Listed entries
- - - - -

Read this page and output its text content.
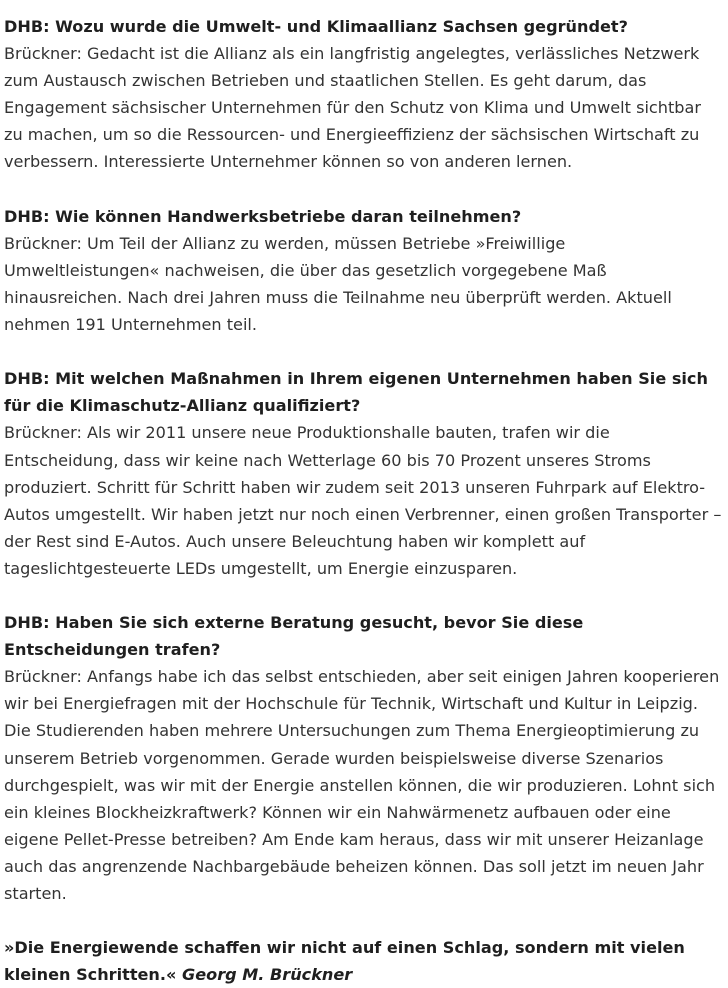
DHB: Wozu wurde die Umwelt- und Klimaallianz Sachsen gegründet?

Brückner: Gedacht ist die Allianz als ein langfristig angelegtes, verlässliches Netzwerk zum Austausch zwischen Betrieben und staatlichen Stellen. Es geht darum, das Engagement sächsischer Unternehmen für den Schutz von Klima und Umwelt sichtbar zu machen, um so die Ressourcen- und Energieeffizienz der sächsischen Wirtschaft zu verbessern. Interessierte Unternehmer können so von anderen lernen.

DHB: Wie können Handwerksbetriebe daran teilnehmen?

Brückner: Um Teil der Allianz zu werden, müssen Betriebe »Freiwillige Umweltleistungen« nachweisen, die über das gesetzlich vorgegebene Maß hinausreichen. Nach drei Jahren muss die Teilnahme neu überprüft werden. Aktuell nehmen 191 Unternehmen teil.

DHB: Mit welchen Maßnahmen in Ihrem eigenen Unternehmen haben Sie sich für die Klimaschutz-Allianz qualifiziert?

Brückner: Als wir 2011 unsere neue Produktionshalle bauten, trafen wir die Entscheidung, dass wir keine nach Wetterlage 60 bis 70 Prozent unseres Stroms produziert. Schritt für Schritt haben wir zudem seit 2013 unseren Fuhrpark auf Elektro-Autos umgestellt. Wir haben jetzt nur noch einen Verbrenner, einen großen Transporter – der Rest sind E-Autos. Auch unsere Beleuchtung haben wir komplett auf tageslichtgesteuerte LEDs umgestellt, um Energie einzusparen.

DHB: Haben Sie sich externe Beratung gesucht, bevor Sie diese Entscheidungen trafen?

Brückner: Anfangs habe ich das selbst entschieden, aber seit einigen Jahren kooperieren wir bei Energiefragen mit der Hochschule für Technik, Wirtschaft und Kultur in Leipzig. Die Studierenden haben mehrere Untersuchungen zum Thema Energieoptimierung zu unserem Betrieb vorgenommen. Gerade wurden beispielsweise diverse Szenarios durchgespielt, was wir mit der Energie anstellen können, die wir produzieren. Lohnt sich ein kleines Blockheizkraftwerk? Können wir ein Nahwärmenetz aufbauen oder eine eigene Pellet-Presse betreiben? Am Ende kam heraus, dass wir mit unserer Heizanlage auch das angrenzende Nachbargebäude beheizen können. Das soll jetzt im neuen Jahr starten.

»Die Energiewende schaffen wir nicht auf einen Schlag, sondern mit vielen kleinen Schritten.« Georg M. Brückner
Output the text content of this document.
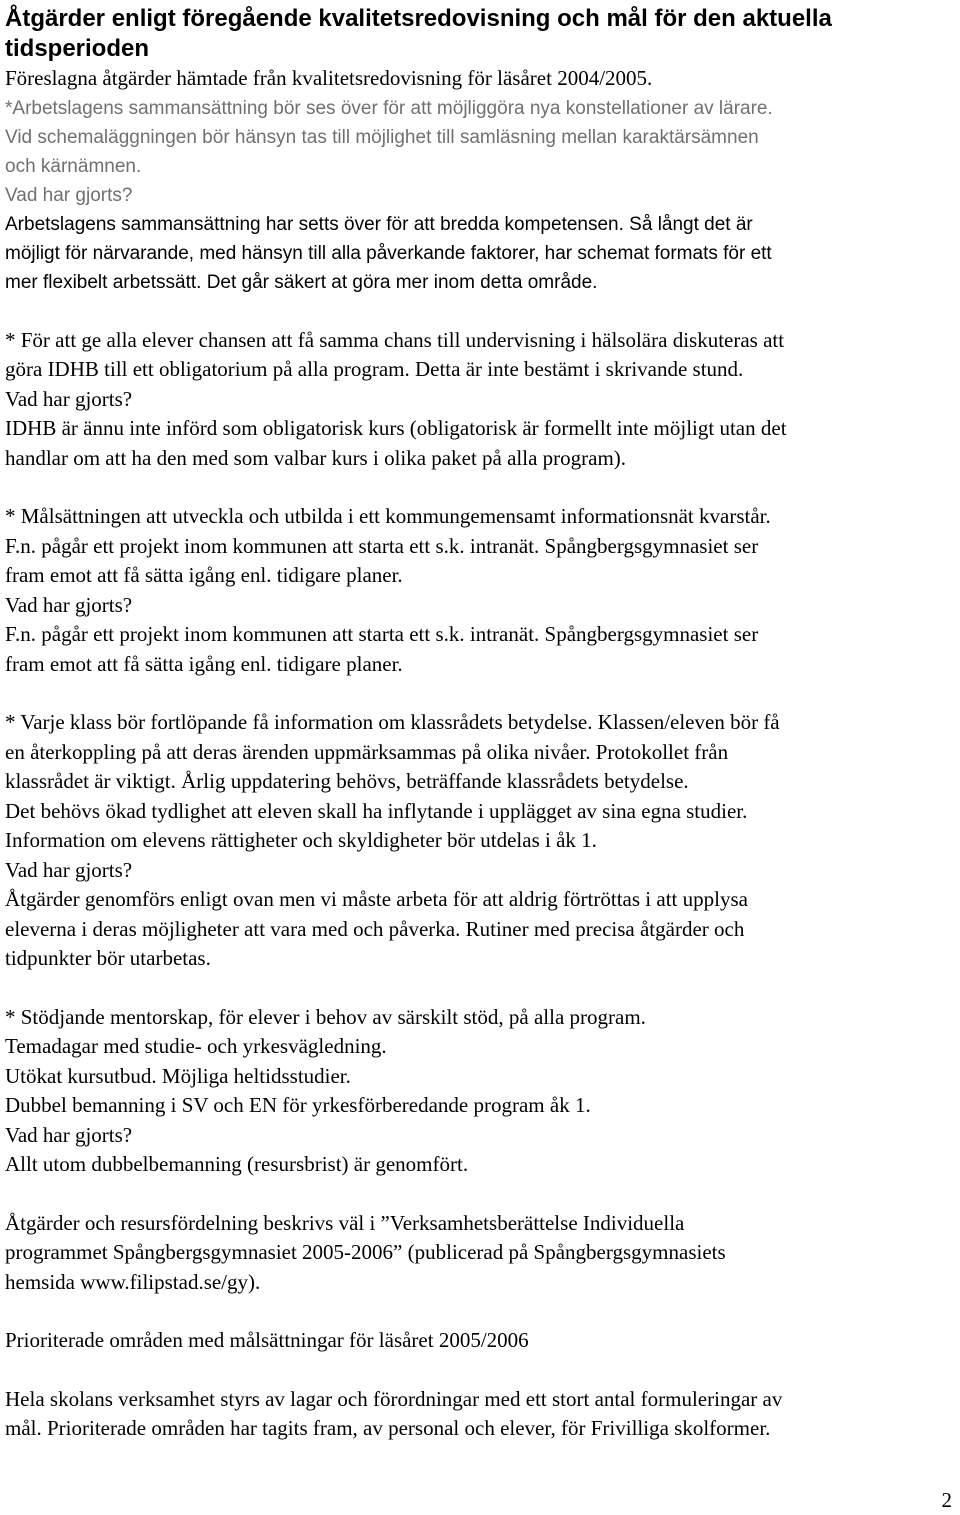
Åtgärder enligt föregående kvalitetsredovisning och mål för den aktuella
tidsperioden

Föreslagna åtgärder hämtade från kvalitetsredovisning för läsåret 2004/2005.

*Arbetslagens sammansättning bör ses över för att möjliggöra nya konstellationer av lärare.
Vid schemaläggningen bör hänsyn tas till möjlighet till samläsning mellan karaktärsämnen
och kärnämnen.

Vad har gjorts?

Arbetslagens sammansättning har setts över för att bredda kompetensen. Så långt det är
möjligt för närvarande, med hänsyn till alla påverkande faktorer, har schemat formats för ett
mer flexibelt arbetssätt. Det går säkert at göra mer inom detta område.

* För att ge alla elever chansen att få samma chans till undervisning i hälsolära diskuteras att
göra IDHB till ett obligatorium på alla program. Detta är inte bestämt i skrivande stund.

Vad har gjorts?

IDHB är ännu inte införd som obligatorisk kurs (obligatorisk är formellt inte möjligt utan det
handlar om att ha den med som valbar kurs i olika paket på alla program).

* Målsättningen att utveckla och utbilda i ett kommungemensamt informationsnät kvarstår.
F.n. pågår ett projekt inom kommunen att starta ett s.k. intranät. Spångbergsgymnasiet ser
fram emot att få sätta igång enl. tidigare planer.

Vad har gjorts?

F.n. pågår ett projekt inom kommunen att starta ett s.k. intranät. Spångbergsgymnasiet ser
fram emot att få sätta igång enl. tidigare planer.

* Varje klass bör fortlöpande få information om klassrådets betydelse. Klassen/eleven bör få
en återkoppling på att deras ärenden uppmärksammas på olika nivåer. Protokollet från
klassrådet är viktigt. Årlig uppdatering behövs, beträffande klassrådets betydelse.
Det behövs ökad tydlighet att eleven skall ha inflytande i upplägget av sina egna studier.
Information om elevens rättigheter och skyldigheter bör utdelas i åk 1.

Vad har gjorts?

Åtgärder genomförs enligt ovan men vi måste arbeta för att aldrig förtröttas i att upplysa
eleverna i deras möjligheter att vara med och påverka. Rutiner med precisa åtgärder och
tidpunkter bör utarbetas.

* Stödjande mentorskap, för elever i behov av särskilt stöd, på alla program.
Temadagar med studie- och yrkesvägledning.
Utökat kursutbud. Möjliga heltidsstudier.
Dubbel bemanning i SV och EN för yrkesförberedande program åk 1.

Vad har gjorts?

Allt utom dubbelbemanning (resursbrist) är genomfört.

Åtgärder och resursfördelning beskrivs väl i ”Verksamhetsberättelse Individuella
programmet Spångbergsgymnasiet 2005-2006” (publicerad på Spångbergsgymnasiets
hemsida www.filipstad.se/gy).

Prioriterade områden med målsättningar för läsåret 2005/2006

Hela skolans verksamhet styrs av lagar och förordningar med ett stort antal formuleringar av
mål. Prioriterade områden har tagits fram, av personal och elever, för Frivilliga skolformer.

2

- - - - -

Your instructions
Please reproduce every entry above exactly, but leave out the pictures.

Solution to the exercise
Read this page and output its text content.
DHB: Wozu wurde die Umwelt- und Klimaallianz Sachsen gegründet?

Brückner: Gedacht ist die Allianz als ein langfristig angelegtes, verlässliches Netzwerk zum Austausch zwischen Betrieben und staatlichen Stellen. Es geht darum, das Engagement sächsischer Unternehmen für den Schutz von Klima und Umwelt sichtbar zu machen, um so die Ressourcen- und Energieeffizienz der sächsischen Wirtschaft zu verbessern. Interessierte Unternehmer können so von anderen lernen.

DHB: Wie können Handwerksbetriebe daran teilnehmen?

Brückner: Um Teil der Allianz zu werden, müssen Betriebe »Freiwillige Umweltleistungen« nachweisen, die über das gesetzlich vorgegebene Maß hinausreichen. Nach drei Jahren muss die Teilnahme neu überprüft werden. Aktuell nehmen 191 Unternehmen teil.

DHB: Mit welchen Maßnahmen in Ihrem eigenen Unternehmen haben Sie sich für die Klimaschutz-Allianz qualifiziert?

Brückner: Als wir 2011 unsere neue Produktionshalle bauten, trafen wir die Entscheidung, dass wir keine nach Wetterlage 60 bis 70 Prozent unseres Stroms produziert. Schritt für Schritt haben wir zudem seit 2013 unseren Fuhrpark auf Elektro-Autos umgestellt. Wir haben jetzt nur noch einen Verbrenner, einen großen Transporter – der Rest sind E-Autos. Auch unsere Beleuchtung haben wir komplett auf tageslichtgesteuerte LEDs umgestellt, um Energie einzusparen.

DHB: Haben Sie sich externe Beratung gesucht, bevor Sie diese Entscheidungen trafen?

Brückner: Anfangs habe ich das selbst entschieden, aber seit einigen Jahren kooperieren wir bei Energiefragen mit der Hochschule für Technik, Wirtschaft und Kultur in Leipzig. Die Studierenden haben mehrere Untersuchungen zum Thema Energieoptimierung zu unserem Betrieb vorgenommen. Gerade wurden beispielsweise diverse Szenarios durchgespielt, was wir mit der Energie anstellen können, die wir produzieren. Lohnt sich ein kleines Blockheizkraftwerk? Können wir ein Nahwärmenetz aufbauen oder eine eigene Pellet-Presse betreiben? Am Ende kam heraus, dass wir mit unserer Heizanlage auch das angrenzende Nachbargebäude beheizen können. Das soll jetzt im neuen Jahr starten.

»Die Energiewende schaffen wir nicht auf einen Schlag, sondern mit vielen kleinen Schritten.« Georg M. Brückner
Output the text content of this document.
Åtgärder enligt föregående kvalitetsredovisning och mål för den aktuella
tidsperioden

Föreslagna åtgärder hämtade från kvalitetsredovisning för läsåret 2004/2005.

*Arbetslagens sammansättning bör ses över för att möjliggöra nya konstellationer av lärare.
Vid schemaläggningen bör hänsyn tas till möjlighet till samläsning mellan karaktärsämnen
och kärnämnen.

Vad har gjorts?

Arbetslagens sammansättning har setts över för att bredda kompetensen. Så långt det är
möjligt för närvarande, med hänsyn till alla påverkande faktorer, har schemat formats för ett
mer flexibelt arbetssätt. Det går säkert at göra mer inom detta område.

* För att ge alla elever chansen att få samma chans till undervisning i hälsolära diskuteras att
göra IDHB till ett obligatorium på alla program. Detta är inte bestämt i skrivande stund.

Vad har gjorts?

IDHB är ännu inte införd som obligatorisk kurs (obligatorisk är formellt inte möjligt utan det
handlar om att ha den med som valbar kurs i olika paket på alla program).

* Målsättningen att utveckla och utbilda i ett kommungemensamt informationsnät kvarstår.
F.n. pågår ett projekt inom kommunen att starta ett s.k. intranät. Spångbergsgymnasiet ser
fram emot att få sätta igång enl. tidigare planer.

Vad har gjorts?

F.n. pågår ett projekt inom kommunen att starta ett s.k. intranät. Spångbergsgymnasiet ser
fram emot att få sätta igång enl. tidigare planer.

* Varje klass bör fortlöpande få information om klassrådets betydelse. Klassen/eleven bör få
en återkoppling på att deras ärenden uppmärksammas på olika nivåer. Protokollet från
klassrådet är viktigt. Årlig uppdatering behövs, beträffande klassrådets betydelse.
Det behövs ökad tydlighet att eleven skall ha inflytande i upplägget av sina egna studier.
Information om elevens rättigheter och skyldigheter bör utdelas i åk 1.

Vad har gjorts?

Åtgärder genomförs enligt ovan men vi måste arbeta för att aldrig förtröttas i att upplysa
eleverna i deras möjligheter att vara med och påverka. Rutiner med precisa åtgärder och
tidpunkter bör utarbetas.

* Stödjande mentorskap, för elever i behov av särskilt stöd, på alla program.
Temadagar med studie- och yrkesvägledning.
Utökat kursutbud. Möjliga heltidsstudier.
Dubbel bemanning i SV och EN för yrkesförberedande program åk 1.

Vad har gjorts?

Allt utom dubbelbemanning (resursbrist) är genomfört.

Åtgärder och resursfördelning beskrivs väl i ”Verksamhetsberättelse Individuella
programmet Spångbergsgymnasiet 2005-2006” (publicerad på Spångbergsgymnasiets
hemsida www.filipstad.se/gy).

Prioriterade områden med målsättningar för läsåret 2005/2006

Hela skolans verksamhet styrs av lagar och förordningar med ett stort antal formuleringar av
mål. Prioriterade områden har tagits fram, av personal och elever, för Frivilliga skolformer.

2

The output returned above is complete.